# [Provided data]

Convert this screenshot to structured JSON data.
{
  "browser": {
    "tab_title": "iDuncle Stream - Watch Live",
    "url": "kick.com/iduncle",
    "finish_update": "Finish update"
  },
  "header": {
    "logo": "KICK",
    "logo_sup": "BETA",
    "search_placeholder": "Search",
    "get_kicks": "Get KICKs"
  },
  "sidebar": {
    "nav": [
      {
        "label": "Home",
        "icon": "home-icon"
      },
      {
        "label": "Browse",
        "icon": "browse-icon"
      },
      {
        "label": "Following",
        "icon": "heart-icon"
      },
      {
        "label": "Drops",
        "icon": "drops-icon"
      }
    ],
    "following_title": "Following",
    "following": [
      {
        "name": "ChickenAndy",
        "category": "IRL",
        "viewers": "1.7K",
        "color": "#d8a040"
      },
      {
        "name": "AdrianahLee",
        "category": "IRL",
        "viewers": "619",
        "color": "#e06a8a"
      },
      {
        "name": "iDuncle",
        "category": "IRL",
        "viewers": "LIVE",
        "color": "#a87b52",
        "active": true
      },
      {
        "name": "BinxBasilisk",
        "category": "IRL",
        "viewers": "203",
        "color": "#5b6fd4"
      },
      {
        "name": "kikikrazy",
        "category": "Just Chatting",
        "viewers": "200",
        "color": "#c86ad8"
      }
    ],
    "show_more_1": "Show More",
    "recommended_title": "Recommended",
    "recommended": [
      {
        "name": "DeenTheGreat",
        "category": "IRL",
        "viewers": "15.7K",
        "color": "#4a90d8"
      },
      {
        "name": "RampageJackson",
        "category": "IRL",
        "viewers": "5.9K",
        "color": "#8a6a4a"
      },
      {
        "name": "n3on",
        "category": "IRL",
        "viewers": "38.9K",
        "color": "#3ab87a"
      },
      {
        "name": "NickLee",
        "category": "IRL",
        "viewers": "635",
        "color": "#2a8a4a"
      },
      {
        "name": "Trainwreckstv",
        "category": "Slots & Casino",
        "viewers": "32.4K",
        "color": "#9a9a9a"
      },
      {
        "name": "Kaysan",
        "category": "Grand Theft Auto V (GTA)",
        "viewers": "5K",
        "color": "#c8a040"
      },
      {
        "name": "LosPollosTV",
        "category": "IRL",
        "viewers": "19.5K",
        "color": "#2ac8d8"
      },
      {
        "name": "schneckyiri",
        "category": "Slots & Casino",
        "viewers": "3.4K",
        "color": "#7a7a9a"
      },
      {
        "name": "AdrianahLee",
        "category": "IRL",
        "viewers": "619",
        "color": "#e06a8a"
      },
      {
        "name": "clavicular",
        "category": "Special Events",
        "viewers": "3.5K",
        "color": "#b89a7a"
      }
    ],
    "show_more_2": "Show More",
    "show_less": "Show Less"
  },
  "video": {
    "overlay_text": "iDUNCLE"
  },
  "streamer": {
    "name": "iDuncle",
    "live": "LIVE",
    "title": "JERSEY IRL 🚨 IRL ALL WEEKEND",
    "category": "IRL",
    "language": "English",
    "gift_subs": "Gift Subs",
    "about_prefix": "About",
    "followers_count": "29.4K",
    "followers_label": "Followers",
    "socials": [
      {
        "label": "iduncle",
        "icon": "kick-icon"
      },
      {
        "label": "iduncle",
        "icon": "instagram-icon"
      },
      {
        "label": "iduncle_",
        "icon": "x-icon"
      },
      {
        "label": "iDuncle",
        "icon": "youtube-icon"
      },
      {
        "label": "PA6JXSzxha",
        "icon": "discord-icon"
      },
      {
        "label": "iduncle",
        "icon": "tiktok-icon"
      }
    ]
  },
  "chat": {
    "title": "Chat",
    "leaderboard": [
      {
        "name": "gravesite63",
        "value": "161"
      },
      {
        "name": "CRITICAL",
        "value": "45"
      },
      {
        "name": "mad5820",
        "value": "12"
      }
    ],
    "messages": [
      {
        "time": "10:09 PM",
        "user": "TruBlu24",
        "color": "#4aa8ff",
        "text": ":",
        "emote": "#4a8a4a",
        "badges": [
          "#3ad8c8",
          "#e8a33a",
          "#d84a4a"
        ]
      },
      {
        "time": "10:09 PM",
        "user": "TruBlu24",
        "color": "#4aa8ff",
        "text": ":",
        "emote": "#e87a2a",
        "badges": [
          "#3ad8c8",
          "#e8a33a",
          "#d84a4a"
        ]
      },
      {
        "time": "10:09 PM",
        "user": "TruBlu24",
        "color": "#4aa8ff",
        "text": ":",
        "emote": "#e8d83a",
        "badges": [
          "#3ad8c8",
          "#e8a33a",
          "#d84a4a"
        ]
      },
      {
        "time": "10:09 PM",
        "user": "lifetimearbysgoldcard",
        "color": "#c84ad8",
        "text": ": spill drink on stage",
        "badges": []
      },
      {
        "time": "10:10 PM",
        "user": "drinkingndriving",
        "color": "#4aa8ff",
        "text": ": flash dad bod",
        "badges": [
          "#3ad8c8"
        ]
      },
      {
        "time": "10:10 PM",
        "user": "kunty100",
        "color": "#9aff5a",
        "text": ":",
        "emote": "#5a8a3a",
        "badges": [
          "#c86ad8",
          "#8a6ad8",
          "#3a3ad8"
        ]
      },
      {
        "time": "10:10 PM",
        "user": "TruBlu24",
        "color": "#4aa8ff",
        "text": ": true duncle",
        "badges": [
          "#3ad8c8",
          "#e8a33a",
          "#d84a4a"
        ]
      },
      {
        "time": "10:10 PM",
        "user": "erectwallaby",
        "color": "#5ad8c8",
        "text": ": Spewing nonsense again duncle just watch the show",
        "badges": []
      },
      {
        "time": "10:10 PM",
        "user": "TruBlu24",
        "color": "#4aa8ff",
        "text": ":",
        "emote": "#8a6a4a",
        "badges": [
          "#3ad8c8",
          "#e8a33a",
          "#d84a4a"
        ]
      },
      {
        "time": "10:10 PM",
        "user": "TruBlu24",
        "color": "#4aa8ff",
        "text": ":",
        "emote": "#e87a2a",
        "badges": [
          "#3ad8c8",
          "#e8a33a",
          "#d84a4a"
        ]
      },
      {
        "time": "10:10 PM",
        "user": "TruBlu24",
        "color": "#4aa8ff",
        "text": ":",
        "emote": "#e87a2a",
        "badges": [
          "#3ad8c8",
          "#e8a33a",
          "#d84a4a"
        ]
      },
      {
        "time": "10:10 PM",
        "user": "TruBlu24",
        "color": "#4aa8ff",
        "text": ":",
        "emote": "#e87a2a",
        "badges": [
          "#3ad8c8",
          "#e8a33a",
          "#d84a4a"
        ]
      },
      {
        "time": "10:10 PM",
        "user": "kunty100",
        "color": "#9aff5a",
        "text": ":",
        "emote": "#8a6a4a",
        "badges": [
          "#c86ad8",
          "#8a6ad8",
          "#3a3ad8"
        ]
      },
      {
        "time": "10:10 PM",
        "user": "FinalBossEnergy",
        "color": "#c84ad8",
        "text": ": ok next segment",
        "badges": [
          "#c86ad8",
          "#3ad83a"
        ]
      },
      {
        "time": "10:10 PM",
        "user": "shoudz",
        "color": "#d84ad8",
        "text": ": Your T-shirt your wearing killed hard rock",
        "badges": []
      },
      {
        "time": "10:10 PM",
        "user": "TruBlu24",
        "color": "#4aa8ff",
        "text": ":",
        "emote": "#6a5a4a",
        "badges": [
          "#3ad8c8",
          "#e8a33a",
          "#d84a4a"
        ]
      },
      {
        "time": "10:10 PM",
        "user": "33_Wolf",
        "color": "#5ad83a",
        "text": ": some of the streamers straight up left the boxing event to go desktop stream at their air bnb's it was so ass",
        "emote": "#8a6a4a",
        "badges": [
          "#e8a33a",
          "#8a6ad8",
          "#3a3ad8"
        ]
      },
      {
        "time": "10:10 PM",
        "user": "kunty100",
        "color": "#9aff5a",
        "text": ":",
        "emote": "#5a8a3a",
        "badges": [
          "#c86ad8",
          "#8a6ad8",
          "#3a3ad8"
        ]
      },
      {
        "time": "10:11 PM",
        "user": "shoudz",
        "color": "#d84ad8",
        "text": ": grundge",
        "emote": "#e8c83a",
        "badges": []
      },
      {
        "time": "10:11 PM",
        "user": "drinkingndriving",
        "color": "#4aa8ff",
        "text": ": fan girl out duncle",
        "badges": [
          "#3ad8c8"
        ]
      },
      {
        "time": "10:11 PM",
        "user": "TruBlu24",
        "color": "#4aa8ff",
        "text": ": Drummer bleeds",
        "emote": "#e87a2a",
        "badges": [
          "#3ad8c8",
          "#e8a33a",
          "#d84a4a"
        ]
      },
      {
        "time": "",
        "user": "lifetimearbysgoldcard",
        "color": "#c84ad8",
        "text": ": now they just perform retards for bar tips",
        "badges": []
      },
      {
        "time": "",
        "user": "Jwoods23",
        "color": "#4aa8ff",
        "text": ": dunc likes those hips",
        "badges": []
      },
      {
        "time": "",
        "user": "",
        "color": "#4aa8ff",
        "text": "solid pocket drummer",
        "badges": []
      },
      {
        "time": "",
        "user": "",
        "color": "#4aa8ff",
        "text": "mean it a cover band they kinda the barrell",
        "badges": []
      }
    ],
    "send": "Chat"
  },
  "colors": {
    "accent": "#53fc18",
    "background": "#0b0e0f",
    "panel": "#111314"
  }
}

# [Problem to work on]
Look for the word "they" in every line of the listing and copy the lines that have it.

# [The output]
        "text": ": now they just perform retards for bar tips",
        "text": "mean it a cover band they kinda the barrell",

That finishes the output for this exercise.